DATA EXTRACT start

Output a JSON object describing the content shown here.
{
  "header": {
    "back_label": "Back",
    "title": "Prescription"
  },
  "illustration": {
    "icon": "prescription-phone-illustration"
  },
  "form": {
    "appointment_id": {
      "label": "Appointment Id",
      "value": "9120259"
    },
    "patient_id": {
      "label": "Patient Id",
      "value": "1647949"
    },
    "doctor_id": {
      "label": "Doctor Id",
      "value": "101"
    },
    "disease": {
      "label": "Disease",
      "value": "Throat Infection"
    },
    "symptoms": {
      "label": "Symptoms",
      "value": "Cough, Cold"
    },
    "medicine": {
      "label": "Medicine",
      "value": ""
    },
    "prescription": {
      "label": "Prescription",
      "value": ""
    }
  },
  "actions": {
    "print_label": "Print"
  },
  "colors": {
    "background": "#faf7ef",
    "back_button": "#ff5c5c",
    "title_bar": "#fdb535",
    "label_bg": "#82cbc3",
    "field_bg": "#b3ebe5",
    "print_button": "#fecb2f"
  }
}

DATA EXTRACT end
DATA EXTRACT start

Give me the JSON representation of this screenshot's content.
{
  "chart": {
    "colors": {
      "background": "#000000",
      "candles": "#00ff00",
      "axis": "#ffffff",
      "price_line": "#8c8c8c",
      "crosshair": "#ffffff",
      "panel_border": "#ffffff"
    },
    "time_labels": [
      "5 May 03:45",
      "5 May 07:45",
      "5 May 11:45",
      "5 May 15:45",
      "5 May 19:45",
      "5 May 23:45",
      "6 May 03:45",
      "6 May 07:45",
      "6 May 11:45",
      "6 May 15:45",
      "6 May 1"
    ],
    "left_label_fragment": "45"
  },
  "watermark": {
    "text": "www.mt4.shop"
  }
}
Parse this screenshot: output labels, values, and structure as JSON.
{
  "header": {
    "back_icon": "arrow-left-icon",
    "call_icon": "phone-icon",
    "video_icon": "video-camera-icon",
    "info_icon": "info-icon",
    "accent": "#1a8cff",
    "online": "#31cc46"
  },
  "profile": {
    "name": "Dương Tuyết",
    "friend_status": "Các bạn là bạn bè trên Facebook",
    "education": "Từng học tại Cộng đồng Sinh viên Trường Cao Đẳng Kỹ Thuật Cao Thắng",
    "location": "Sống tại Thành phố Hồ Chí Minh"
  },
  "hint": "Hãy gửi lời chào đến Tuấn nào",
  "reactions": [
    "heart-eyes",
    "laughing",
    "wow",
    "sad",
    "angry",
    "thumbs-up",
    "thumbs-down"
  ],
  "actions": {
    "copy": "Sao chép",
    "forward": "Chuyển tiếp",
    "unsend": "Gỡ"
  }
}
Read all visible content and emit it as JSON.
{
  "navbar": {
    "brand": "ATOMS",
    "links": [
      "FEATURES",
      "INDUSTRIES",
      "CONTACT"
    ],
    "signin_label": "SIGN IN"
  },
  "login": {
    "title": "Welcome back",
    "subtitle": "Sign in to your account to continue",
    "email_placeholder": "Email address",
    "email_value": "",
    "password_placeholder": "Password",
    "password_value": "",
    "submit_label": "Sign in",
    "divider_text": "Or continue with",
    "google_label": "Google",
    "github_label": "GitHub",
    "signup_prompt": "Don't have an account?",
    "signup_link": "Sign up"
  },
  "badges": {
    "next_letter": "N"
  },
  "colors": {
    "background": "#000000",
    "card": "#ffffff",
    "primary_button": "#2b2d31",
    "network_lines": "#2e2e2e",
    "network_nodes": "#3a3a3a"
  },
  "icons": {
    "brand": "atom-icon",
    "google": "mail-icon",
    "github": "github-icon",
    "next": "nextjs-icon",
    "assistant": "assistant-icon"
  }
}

DATA EXTRACT end
DATA EXTRACT start

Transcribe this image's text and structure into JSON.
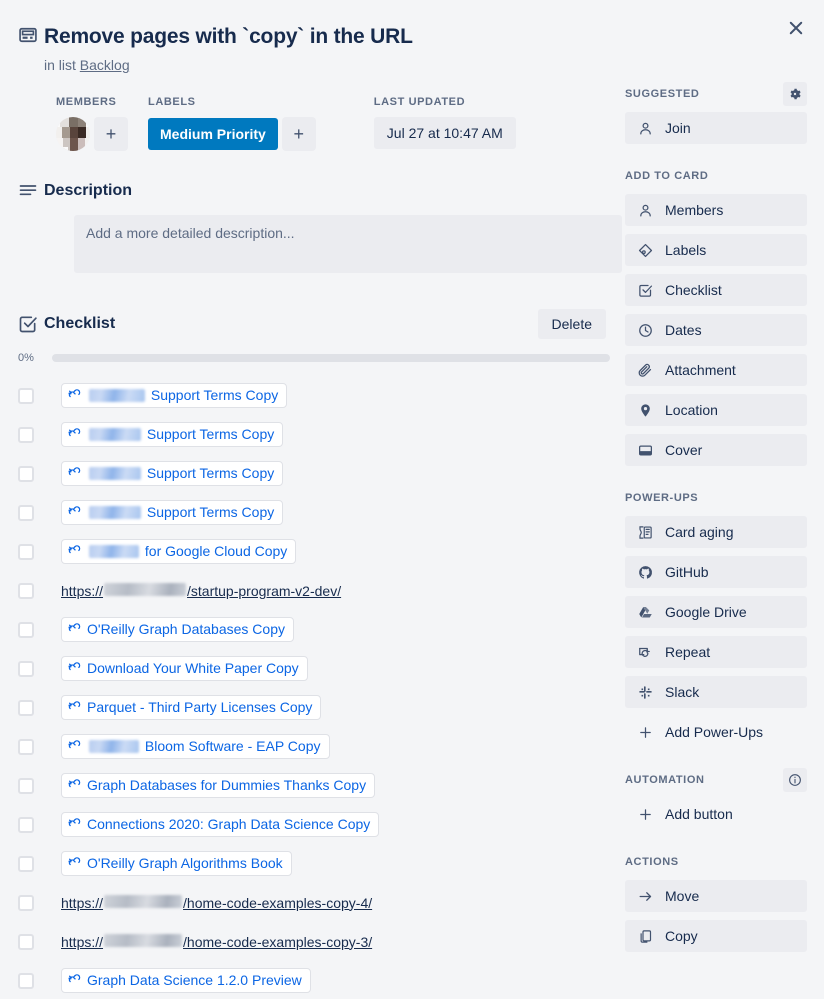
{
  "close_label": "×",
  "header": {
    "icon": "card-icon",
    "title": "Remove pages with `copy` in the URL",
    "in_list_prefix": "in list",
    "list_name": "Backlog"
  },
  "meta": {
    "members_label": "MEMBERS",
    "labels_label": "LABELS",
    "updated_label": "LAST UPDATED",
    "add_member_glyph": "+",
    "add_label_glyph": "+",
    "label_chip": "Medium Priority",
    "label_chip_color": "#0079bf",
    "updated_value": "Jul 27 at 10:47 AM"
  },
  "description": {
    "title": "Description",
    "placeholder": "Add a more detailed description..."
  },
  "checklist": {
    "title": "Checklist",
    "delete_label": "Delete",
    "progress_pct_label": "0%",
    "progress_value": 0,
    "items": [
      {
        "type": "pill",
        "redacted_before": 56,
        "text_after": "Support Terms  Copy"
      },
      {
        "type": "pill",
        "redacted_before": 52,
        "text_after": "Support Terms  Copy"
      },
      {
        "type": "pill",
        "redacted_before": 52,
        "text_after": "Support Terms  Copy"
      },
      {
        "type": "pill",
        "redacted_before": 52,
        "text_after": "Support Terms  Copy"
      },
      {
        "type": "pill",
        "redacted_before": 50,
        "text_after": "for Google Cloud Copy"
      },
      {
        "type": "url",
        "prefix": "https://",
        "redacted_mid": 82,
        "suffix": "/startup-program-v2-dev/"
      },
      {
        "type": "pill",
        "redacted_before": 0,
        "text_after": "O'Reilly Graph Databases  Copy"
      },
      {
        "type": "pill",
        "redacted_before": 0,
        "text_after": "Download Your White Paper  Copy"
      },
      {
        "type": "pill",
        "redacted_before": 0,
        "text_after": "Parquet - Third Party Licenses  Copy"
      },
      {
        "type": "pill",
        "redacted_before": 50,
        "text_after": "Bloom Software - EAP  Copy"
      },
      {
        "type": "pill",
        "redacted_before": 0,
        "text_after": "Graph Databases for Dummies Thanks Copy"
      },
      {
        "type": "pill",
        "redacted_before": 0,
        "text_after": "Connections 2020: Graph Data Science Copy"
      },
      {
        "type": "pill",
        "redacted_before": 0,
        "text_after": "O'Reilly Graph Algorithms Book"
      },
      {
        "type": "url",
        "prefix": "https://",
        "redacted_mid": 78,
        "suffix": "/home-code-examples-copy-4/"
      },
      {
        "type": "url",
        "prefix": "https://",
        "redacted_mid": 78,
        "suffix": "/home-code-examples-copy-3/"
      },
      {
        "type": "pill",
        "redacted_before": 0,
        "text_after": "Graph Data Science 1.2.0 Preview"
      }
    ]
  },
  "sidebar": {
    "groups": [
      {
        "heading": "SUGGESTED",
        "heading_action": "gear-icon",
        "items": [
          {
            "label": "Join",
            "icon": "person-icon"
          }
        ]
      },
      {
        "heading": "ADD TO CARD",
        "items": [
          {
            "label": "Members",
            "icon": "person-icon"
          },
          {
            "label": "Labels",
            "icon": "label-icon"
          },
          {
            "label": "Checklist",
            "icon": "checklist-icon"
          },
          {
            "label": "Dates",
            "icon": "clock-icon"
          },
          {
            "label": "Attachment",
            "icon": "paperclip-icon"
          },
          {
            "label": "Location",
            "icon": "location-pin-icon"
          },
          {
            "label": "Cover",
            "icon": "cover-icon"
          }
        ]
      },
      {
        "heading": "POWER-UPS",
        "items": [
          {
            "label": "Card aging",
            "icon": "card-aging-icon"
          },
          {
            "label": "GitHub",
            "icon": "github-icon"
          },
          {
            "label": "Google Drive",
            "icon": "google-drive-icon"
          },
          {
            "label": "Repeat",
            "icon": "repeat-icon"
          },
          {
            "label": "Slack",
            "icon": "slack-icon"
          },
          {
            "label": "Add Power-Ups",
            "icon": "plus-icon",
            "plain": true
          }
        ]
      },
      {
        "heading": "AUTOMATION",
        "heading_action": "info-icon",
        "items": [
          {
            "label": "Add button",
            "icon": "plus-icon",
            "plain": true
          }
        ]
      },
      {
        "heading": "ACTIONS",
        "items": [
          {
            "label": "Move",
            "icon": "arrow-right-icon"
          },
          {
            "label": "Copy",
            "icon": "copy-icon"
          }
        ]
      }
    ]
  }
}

DATA EXTRACT end

Your answer should be a single number: the count of lines that contain "examples".

**THE RESPONSE:** 2